## Exercise instructions
Your copy of the material below should match it exactly, except that it holds no pictures.

Dataset items:
—————

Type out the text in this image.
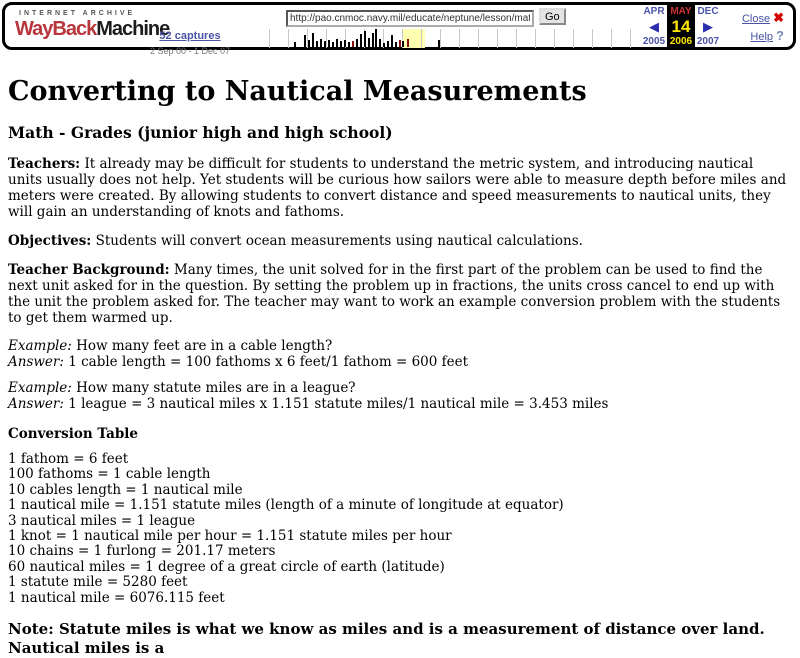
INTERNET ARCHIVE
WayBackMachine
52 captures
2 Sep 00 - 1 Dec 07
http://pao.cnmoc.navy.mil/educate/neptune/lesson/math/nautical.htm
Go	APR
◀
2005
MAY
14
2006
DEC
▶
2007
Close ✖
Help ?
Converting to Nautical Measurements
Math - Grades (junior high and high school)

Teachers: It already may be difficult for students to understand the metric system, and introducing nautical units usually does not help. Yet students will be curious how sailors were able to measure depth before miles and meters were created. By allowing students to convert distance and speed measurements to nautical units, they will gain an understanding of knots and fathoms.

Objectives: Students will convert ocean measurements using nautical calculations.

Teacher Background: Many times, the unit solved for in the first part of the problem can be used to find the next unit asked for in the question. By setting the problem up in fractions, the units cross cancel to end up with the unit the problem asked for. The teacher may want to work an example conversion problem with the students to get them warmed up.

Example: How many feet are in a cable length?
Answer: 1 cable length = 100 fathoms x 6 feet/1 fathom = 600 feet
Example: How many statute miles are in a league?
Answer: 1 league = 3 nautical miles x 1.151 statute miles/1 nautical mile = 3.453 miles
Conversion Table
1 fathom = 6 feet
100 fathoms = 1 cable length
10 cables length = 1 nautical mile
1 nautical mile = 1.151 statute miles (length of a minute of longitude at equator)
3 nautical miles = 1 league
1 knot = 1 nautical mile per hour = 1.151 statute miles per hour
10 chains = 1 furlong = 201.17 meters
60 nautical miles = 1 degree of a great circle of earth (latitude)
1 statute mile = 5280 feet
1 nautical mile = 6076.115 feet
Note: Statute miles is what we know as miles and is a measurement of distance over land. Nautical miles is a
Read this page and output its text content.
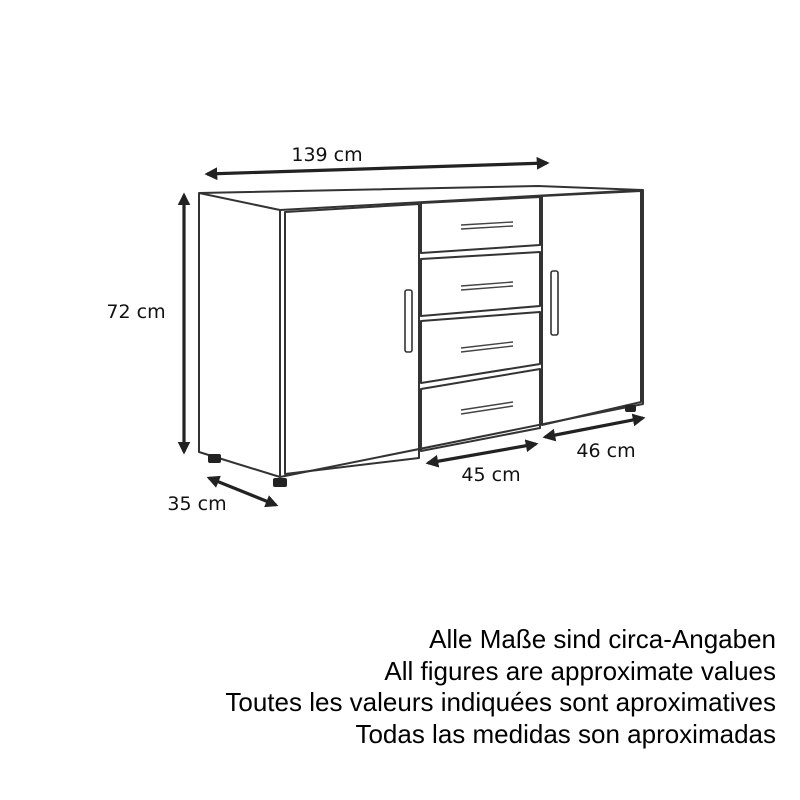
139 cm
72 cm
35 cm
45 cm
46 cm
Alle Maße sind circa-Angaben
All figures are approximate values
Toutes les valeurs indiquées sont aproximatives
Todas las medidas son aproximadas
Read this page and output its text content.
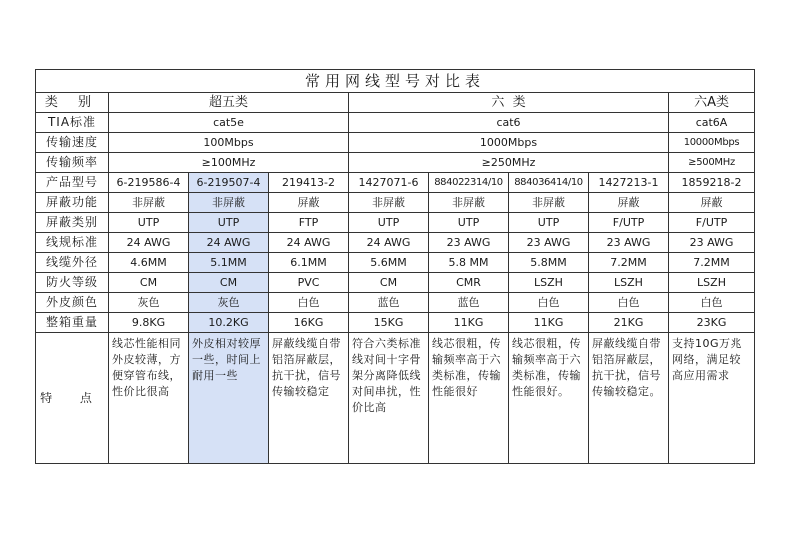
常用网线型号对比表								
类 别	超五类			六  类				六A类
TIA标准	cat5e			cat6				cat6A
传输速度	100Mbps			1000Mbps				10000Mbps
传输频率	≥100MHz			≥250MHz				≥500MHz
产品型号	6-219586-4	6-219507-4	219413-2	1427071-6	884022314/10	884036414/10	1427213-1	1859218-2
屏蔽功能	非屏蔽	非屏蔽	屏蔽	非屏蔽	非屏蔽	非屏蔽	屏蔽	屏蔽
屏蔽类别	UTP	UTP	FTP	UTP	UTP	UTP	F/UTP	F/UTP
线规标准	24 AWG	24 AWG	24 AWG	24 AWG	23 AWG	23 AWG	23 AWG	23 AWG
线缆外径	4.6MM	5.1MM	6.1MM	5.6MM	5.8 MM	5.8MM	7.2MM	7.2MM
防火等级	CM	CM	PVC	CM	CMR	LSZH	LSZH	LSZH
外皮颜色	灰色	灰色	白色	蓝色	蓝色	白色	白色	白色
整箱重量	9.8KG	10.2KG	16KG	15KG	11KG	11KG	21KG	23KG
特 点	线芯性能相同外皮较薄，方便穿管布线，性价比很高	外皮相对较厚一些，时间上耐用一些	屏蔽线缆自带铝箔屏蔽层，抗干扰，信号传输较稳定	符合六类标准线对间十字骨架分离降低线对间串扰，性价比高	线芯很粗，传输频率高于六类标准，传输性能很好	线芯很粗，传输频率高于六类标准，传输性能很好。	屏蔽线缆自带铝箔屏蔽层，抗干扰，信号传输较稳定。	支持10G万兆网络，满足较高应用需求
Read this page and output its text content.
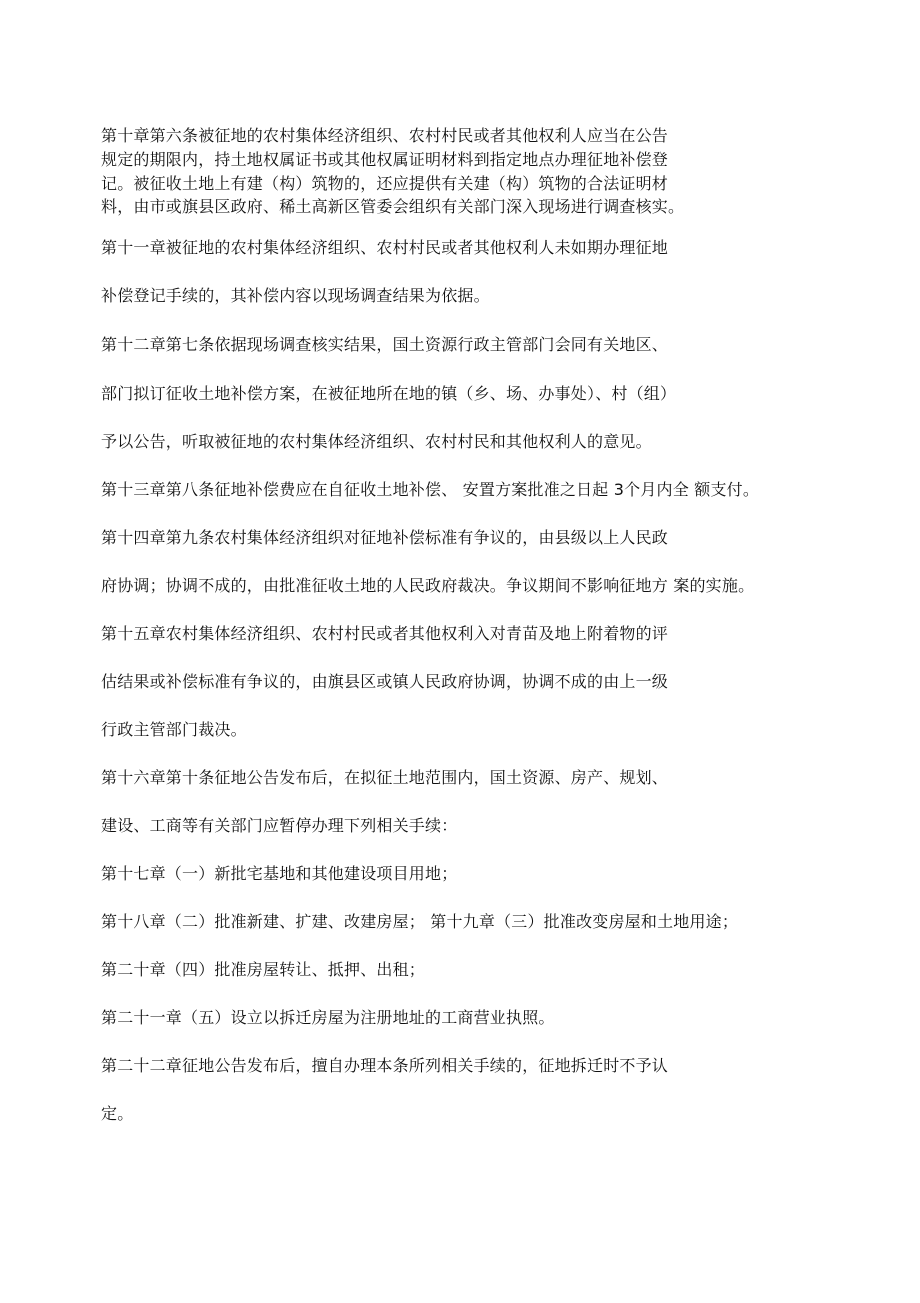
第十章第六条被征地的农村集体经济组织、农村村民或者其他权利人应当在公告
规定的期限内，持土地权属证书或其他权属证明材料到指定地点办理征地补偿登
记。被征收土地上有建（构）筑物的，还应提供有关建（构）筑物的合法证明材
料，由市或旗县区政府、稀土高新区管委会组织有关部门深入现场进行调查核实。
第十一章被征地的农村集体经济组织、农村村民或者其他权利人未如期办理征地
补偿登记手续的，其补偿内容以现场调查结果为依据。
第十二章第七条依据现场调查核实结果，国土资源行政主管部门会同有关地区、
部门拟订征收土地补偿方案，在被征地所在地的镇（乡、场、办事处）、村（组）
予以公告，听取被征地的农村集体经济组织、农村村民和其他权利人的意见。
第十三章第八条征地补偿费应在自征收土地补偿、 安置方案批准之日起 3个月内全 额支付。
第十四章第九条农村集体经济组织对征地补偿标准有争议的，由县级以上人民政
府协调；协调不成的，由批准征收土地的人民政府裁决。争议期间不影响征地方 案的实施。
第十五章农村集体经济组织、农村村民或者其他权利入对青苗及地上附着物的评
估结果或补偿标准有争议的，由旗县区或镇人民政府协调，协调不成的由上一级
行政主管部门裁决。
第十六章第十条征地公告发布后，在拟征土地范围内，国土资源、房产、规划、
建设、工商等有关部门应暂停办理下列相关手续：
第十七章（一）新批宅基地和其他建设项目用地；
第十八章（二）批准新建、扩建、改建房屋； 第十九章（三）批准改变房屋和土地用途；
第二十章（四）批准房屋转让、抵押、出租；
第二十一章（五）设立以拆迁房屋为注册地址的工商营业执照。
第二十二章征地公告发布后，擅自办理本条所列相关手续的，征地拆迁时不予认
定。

—————

## Solution to the exercise
Type out the text in this image.
INTERNET ARCHIVE
WayBackMachine
52 captures
2 Sep 00 - 1 Dec 07
http://pao.cnmoc.navy.mil/educate/neptune/lesson/math/nautical.htm
Go	APR
◀
2005
MAY
14
2006
DEC
▶
2007
Close ✖
Help ?
Converting to Nautical Measurements
Math - Grades (junior high and high school)

Teachers: It already may be difficult for students to understand the metric system, and introducing nautical units usually does not help. Yet students will be curious how sailors were able to measure depth before miles and meters were created. By allowing students to convert distance and speed measurements to nautical units, they will gain an understanding of knots and fathoms.

Objectives: Students will convert ocean measurements using nautical calculations.

Teacher Background: Many times, the unit solved for in the first part of the problem can be used to find the next unit asked for in the question. By setting the problem up in fractions, the units cross cancel to end up with the unit the problem asked for. The teacher may want to work an example conversion problem with the students to get them warmed up.

Example: How many feet are in a cable length?
Answer: 1 cable length = 100 fathoms x 6 feet/1 fathom = 600 feet
Example: How many statute miles are in a league?
Answer: 1 league = 3 nautical miles x 1.151 statute miles/1 nautical mile = 3.453 miles
Conversion Table
1 fathom = 6 feet
100 fathoms = 1 cable length
10 cables length = 1 nautical mile
1 nautical mile = 1.151 statute miles (length of a minute of longitude at equator)
3 nautical miles = 1 league
1 knot = 1 nautical mile per hour = 1.151 statute miles per hour
10 chains = 1 furlong = 201.17 meters
60 nautical miles = 1 degree of a great circle of earth (latitude)
1 statute mile = 5280 feet
1 nautical mile = 6076.115 feet
Note: Statute miles is what we know as miles and is a measurement of distance over land. Nautical miles is a
Read this page and output its text content.
139 cm
72 cm
35 cm
45 cm
46 cm
Alle Maße sind circa-Angaben
All figures are approximate values
Toutes les valeurs indiquées sont aproximatives
Todas las medidas son aproximadas
Read this page and output its text content.
常用网线型号对比表								
类 别	超五类			六  类				六A类
TIA标准	cat5e			cat6				cat6A
传输速度	100Mbps			1000Mbps				10000Mbps
传输频率	≥100MHz			≥250MHz				≥500MHz
产品型号	6-219586-4	6-219507-4	219413-2	1427071-6	884022314/10	884036414/10	1427213-1	1859218-2
屏蔽功能	非屏蔽	非屏蔽	屏蔽	非屏蔽	非屏蔽	非屏蔽	屏蔽	屏蔽
屏蔽类别	UTP	UTP	FTP	UTP	UTP	UTP	F/UTP	F/UTP
线规标准	24 AWG	24 AWG	24 AWG	24 AWG	23 AWG	23 AWG	23 AWG	23 AWG
线缆外径	4.6MM	5.1MM	6.1MM	5.6MM	5.8 MM	5.8MM	7.2MM	7.2MM
防火等级	CM	CM	PVC	CM	CMR	LSZH	LSZH	LSZH
外皮颜色	灰色	灰色	白色	蓝色	蓝色	白色	白色	白色
整箱重量	9.8KG	10.2KG	16KG	15KG	11KG	11KG	21KG	23KG
特 点	线芯性能相同外皮较薄，方便穿管布线，性价比很高	外皮相对较厚一些，时间上耐用一些	屏蔽线缆自带铝箔屏蔽层，抗干扰，信号传输较稳定	符合六类标准线对间十字骨架分离降低线对间串扰，性价比高	线芯很粗，传输频率高于六类标准，传输性能很好	线芯很粗，传输频率高于六类标准，传输性能很好。	屏蔽线缆自带铝箔屏蔽层，抗干扰，信号传输较稳定。	支持10G万兆网络，满足较高应用需求
Read this page and output its text content.
第十章第六条被征地的农村集体经济组织、农村村民或者其他权利人应当在公告
规定的期限内，持土地权属证书或其他权属证明材料到指定地点办理征地补偿登
记。被征收土地上有建（构）筑物的，还应提供有关建（构）筑物的合法证明材
料，由市或旗县区政府、稀土高新区管委会组织有关部门深入现场进行调查核实。
第十一章被征地的农村集体经济组织、农村村民或者其他权利人未如期办理征地
补偿登记手续的，其补偿内容以现场调查结果为依据。
第十二章第七条依据现场调查核实结果，国土资源行政主管部门会同有关地区、
部门拟订征收土地补偿方案，在被征地所在地的镇（乡、场、办事处）、村（组）
予以公告，听取被征地的农村集体经济组织、农村村民和其他权利人的意见。
第十三章第八条征地补偿费应在自征收土地补偿、 安置方案批准之日起 3个月内全 额支付。
第十四章第九条农村集体经济组织对征地补偿标准有争议的，由县级以上人民政
府协调；协调不成的，由批准征收土地的人民政府裁决。争议期间不影响征地方 案的实施。
第十五章农村集体经济组织、农村村民或者其他权利入对青苗及地上附着物的评
估结果或补偿标准有争议的，由旗县区或镇人民政府协调，协调不成的由上一级
行政主管部门裁决。
第十六章第十条征地公告发布后，在拟征土地范围内，国土资源、房产、规划、
建设、工商等有关部门应暂停办理下列相关手续：
第十七章（一）新批宅基地和其他建设项目用地；
第十八章（二）批准新建、扩建、改建房屋； 第十九章（三）批准改变房屋和土地用途；
第二十章（四）批准房屋转让、抵押、出租；
第二十一章（五）设立以拆迁房屋为注册地址的工商营业执照。
第二十二章征地公告发布后，擅自办理本条所列相关手续的，征地拆迁时不予认
定。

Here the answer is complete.